Every line that contains the word "icon" should be copied out.
= = =
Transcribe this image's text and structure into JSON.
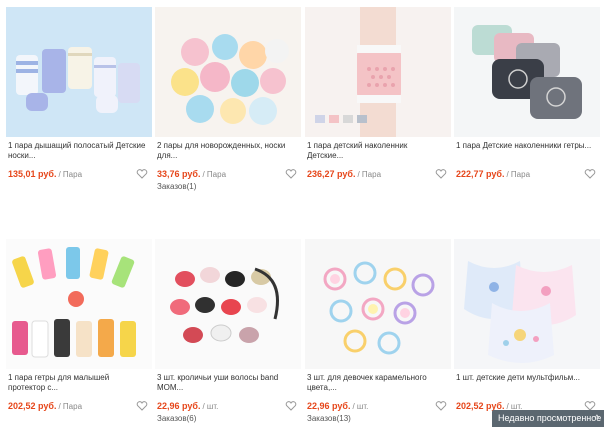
{
  "products": [
    {
      "title": "1 пара дышащий полосатый Детские носки...",
      "price": "135,01 руб.",
      "unit": "/ Пара",
      "orders": "",
      "icon": "socks-image"
    },
    {
      "title": "2 пары для новорожденных, носки для...",
      "price": "33,76 руб.",
      "unit": "/ Пара",
      "orders": "Заказов(1)",
      "icon": "candy-socks-image"
    },
    {
      "title": "1 пара детский наколенник Детские...",
      "price": "236,27 руб.",
      "unit": "/ Пара",
      "orders": "",
      "icon": "knee-pad-image"
    },
    {
      "title": "1 пара Детские наколенники гетры...",
      "price": "222,77 руб.",
      "unit": "/ Пара",
      "orders": "",
      "icon": "knee-pads-set-image"
    },
    {
      "title": "1 пара гетры для малышей протектор с...",
      "price": "202,52 руб.",
      "unit": "/ Пара",
      "orders": "",
      "icon": "leg-warmers-image"
    },
    {
      "title": "3 шт. кроличьи уши волосы band MOM...",
      "price": "22,96 руб.",
      "unit": "/ шт.",
      "orders": "Заказов(6)",
      "icon": "bunny-hair-ties-image"
    },
    {
      "title": "3 шт. для девочек карамельного цвета,...",
      "price": "22,96 руб.",
      "unit": "/ шт.",
      "orders": "Заказов(13)",
      "icon": "candy-hair-ties-image"
    },
    {
      "title": "1 шт. детские дети мультфильм...",
      "price": "202,52 руб.",
      "unit": "/ шт.",
      "orders": "",
      "icon": "bibs-image"
    }
  ],
  "recently_viewed": {
    "label": "Недавно просмотренное",
    "chevron": "^"
  },
  "colors": {
    "price": "#e6461a",
    "recent_bar": "#5b6770"
  }
}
= = =
(Result of this task):
      "icon": "socks-image"
      "icon": "candy-socks-image"
      "icon": "knee-pad-image"
      "icon": "knee-pads-set-image"
      "icon": "leg-warmers-image"
      "icon": "bunny-hair-ties-image"
      "icon": "candy-hair-ties-image"
      "icon": "bibs-image"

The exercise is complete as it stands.